◆ **What to work on**: Collect the lines of the entries where "sağlanmadığına" shows up.

** Start of The input **

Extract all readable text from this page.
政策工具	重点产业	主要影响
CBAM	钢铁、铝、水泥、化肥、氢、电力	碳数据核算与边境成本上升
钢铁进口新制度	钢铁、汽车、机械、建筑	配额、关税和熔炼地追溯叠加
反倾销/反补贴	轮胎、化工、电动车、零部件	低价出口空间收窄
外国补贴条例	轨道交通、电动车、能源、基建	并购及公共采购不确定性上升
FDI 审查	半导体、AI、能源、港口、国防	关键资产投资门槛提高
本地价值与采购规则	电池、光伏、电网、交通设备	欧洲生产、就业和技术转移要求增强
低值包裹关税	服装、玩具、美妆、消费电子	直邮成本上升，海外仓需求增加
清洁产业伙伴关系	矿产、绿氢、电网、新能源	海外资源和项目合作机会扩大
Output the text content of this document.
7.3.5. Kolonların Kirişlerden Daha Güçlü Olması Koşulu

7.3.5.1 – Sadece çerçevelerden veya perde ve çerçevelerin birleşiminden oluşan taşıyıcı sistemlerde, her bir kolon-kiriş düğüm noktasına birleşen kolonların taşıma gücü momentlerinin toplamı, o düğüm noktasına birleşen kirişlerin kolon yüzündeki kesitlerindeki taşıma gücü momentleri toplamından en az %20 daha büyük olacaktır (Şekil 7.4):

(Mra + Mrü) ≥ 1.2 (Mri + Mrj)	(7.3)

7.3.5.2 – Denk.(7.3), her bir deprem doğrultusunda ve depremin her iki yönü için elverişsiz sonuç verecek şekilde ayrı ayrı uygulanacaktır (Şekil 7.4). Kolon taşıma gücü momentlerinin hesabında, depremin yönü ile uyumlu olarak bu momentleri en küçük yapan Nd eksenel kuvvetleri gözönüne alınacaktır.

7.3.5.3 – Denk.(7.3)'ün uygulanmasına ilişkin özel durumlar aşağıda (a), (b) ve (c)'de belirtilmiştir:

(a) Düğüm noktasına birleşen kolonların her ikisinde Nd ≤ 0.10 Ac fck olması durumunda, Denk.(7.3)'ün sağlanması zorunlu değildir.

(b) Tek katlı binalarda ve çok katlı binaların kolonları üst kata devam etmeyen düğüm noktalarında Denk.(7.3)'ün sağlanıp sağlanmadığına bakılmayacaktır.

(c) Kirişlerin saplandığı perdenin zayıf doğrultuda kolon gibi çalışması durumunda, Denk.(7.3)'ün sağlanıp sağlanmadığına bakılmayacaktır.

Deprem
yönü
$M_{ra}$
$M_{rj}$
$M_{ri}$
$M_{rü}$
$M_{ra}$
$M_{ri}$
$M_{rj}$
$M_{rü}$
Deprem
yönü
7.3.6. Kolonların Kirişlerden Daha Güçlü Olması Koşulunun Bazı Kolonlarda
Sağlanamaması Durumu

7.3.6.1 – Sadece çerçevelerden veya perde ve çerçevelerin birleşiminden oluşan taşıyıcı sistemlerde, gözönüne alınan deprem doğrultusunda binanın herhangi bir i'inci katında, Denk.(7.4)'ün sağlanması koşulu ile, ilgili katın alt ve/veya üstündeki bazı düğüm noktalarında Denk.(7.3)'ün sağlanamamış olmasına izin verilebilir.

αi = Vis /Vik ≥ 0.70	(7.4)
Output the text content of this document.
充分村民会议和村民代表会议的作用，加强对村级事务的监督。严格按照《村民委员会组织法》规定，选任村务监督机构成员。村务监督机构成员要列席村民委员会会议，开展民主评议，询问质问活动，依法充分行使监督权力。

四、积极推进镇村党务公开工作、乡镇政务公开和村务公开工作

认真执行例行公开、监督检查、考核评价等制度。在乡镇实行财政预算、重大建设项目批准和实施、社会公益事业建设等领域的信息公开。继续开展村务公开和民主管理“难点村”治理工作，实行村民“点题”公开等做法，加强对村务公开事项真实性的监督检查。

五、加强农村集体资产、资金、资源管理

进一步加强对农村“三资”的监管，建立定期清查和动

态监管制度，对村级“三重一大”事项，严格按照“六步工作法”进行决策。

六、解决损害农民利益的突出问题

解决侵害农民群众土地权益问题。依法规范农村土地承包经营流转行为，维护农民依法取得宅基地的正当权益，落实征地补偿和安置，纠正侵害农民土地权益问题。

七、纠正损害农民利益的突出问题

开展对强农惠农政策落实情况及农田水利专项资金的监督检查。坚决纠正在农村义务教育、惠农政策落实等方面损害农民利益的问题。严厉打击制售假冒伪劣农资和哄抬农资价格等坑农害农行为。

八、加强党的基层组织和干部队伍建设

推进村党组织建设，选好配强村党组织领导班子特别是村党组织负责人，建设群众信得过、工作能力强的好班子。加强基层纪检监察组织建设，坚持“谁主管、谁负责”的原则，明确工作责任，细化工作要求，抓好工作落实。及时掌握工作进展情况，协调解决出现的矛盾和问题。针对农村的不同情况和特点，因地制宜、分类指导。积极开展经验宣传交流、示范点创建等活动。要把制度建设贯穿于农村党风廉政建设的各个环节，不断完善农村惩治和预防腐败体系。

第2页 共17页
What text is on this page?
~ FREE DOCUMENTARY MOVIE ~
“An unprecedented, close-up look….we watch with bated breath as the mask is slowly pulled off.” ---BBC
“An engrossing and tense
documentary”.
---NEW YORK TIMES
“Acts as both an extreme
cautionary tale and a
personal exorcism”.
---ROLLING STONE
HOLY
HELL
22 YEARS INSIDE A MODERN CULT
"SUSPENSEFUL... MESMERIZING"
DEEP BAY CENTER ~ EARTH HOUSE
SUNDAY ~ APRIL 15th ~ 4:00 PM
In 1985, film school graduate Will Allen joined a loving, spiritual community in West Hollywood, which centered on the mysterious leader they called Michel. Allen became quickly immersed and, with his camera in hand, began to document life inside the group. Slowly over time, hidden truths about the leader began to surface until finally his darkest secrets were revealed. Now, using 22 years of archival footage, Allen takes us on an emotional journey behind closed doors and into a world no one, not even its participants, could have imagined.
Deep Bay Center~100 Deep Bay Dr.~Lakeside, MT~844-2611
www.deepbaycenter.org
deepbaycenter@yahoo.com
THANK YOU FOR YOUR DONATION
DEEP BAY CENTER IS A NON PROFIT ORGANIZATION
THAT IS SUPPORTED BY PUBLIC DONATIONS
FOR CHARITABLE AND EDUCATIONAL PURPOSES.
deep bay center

** End of The input **

◆ **Written reply**:
(b) Tek katlı binalarda ve çok katlı binaların kolonları üst kata devam etmeyen düğüm noktalarında Denk.(7.3)'ün sağlanıp sağlanmadığına bakılmayacaktır.
(c) Kirişlerin saplandığı perdenin zayıf doğrultuda kolon gibi çalışması durumunda, Denk.(7.3)'ün sağlanıp sağlanmadığına bakılmayacaktır.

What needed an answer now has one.